- **Prompt**
Update the rows starting at the line that has "summary-row-crawl-delay: Crawl Delay" and ending after the line that has "balance-row: Your Balance". Replace "Crawl Depth" with "Crawl Level" and leave everything else as it is.

[Stored dataset items]
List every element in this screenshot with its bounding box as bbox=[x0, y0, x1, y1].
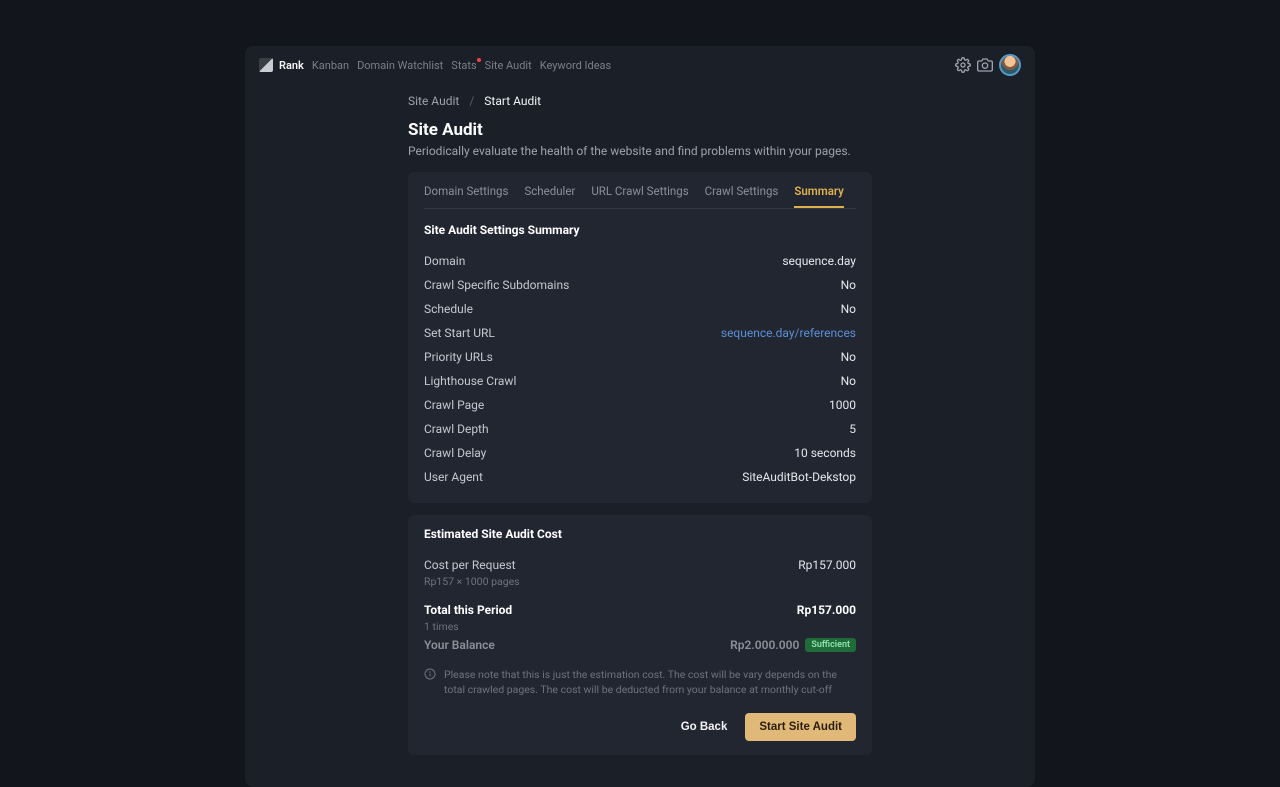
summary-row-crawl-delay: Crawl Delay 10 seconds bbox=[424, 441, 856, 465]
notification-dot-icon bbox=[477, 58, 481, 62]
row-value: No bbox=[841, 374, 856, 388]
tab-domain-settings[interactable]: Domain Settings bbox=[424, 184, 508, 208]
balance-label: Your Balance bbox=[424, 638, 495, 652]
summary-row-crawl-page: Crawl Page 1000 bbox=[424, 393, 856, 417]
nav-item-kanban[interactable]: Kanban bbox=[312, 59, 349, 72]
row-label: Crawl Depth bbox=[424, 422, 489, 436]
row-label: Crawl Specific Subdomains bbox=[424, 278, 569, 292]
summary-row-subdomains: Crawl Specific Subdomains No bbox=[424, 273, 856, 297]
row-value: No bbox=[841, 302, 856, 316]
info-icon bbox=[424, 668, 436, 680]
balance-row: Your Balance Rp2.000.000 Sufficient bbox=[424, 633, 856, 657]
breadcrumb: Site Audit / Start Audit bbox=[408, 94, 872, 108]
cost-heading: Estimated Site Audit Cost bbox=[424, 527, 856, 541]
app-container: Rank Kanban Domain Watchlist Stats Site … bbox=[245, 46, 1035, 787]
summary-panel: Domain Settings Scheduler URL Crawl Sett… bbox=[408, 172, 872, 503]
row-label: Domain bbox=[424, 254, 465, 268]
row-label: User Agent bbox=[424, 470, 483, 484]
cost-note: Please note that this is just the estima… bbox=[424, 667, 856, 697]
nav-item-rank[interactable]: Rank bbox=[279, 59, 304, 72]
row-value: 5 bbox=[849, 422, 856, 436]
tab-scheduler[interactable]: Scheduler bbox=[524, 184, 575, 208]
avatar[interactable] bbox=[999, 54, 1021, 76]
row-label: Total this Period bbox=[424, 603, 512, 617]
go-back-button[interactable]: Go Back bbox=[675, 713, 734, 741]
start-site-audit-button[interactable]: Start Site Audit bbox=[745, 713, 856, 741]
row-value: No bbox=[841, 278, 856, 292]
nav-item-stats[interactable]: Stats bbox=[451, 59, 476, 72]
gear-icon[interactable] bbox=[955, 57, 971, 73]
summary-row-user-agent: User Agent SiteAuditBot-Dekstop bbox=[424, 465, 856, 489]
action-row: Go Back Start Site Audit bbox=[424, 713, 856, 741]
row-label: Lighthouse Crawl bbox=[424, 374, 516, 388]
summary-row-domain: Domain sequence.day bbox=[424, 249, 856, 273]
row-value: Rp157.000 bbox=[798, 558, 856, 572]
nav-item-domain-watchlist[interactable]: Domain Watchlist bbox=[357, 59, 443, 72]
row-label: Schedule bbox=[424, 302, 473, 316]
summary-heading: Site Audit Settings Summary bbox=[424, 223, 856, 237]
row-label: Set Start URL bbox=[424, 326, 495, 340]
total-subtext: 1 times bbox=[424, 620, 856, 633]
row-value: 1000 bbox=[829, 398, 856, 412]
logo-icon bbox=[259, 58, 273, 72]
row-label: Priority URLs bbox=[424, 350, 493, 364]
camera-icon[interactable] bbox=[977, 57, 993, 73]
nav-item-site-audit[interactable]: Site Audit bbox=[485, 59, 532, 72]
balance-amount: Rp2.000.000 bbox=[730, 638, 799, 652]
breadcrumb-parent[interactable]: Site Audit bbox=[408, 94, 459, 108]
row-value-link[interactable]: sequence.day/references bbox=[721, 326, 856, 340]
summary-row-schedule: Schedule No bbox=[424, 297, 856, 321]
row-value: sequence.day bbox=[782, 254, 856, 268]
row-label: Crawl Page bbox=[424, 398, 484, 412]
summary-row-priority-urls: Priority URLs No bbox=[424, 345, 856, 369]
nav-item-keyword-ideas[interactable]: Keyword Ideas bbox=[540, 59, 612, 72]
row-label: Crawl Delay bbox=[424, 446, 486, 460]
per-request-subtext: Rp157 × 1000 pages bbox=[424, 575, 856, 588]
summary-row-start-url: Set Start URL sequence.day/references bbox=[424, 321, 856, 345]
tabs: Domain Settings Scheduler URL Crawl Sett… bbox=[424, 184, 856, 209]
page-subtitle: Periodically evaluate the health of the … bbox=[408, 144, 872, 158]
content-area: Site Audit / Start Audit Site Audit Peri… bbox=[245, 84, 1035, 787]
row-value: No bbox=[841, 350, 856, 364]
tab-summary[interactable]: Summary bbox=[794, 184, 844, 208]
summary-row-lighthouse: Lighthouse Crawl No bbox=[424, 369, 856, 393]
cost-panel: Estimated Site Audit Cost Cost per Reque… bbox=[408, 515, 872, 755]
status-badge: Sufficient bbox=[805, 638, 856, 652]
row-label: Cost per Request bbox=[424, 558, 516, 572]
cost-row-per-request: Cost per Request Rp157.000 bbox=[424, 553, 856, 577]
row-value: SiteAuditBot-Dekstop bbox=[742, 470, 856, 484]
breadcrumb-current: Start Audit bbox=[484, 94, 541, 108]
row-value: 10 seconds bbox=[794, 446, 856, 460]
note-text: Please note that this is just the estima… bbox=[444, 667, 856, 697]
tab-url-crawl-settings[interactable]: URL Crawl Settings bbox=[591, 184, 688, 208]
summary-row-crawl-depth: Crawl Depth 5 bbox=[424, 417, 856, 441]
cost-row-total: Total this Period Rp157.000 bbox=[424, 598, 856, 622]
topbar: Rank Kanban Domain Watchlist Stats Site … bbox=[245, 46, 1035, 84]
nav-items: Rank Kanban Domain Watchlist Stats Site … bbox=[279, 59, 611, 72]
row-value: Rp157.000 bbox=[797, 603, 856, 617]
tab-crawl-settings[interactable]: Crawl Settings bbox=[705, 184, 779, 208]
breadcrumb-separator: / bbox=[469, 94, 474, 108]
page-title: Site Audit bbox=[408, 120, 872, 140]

==

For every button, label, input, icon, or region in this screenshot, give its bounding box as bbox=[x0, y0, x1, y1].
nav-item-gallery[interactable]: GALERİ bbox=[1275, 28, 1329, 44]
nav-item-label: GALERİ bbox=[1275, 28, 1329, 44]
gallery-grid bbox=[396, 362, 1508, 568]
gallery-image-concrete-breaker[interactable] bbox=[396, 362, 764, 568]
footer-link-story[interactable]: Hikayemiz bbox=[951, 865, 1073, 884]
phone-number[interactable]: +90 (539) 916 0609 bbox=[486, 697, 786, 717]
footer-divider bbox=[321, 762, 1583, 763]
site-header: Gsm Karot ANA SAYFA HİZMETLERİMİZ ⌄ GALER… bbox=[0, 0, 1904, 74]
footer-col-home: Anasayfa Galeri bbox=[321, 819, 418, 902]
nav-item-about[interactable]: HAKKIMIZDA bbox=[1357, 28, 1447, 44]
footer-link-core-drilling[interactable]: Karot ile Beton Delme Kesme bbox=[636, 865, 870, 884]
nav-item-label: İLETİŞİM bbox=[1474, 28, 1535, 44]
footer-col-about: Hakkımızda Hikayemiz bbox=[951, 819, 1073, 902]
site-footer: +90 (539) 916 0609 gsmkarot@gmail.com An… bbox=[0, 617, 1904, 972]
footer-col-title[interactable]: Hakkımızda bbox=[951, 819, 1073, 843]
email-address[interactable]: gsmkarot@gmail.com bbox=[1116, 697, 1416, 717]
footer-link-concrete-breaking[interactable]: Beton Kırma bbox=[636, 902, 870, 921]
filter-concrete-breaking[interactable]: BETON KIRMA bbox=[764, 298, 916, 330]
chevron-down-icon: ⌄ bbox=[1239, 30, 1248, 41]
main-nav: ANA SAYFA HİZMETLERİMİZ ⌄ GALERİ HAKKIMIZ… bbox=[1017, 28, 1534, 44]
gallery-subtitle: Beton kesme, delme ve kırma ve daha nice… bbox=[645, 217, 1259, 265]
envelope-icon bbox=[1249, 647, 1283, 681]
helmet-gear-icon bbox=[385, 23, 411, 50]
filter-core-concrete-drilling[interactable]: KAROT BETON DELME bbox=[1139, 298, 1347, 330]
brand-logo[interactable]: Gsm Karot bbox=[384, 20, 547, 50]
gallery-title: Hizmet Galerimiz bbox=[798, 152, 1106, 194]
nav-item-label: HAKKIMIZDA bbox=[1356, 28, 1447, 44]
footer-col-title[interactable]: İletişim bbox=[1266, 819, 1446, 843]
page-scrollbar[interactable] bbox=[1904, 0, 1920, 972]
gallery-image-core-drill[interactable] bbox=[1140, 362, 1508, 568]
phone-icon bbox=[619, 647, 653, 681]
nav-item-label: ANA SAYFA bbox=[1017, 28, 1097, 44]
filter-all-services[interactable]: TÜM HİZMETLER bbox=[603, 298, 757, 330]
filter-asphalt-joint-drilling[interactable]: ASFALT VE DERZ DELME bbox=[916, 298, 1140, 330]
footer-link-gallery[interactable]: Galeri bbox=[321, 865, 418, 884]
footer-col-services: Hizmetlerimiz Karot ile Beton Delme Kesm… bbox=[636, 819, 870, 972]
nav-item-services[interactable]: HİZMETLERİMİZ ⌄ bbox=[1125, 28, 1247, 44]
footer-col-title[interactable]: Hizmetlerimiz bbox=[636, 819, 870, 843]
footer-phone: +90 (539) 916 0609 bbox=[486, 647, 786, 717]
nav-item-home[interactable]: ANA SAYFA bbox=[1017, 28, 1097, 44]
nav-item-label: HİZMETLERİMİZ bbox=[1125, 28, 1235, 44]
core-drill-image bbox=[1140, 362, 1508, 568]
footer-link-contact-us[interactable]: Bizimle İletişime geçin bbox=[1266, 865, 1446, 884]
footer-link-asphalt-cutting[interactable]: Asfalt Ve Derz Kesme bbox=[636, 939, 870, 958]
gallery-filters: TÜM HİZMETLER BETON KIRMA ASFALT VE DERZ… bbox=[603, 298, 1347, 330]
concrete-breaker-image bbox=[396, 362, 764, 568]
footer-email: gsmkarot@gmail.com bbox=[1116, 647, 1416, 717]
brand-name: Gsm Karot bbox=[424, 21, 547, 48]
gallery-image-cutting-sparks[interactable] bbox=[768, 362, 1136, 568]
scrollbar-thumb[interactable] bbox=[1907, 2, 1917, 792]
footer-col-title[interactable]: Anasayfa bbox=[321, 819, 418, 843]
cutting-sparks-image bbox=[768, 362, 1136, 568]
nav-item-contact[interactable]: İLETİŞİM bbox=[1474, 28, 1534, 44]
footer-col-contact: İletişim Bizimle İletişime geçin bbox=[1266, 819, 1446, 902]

- **Solution**
summary-row-crawl-delay: Crawl Delay 10 seconds bbox=[424, 441, 856, 465]
notification-dot-icon bbox=[477, 58, 481, 62]
row-value: No bbox=[841, 374, 856, 388]
tab-domain-settings[interactable]: Domain Settings bbox=[424, 184, 508, 208]
balance-label: Your Balance bbox=[424, 638, 495, 652]
summary-row-crawl-page: Crawl Page 1000 bbox=[424, 393, 856, 417]
nav-item-kanban[interactable]: Kanban bbox=[312, 59, 349, 72]
row-label: Crawl Level bbox=[424, 422, 489, 436]
row-label: Crawl Specific Subdomains bbox=[424, 278, 569, 292]
summary-row-subdomains: Crawl Specific Subdomains No bbox=[424, 273, 856, 297]
row-value: No bbox=[841, 302, 856, 316]
info-icon bbox=[424, 668, 436, 680]
balance-row: Your Balance Rp2.000.000 Sufficient bbox=[424, 633, 856, 657]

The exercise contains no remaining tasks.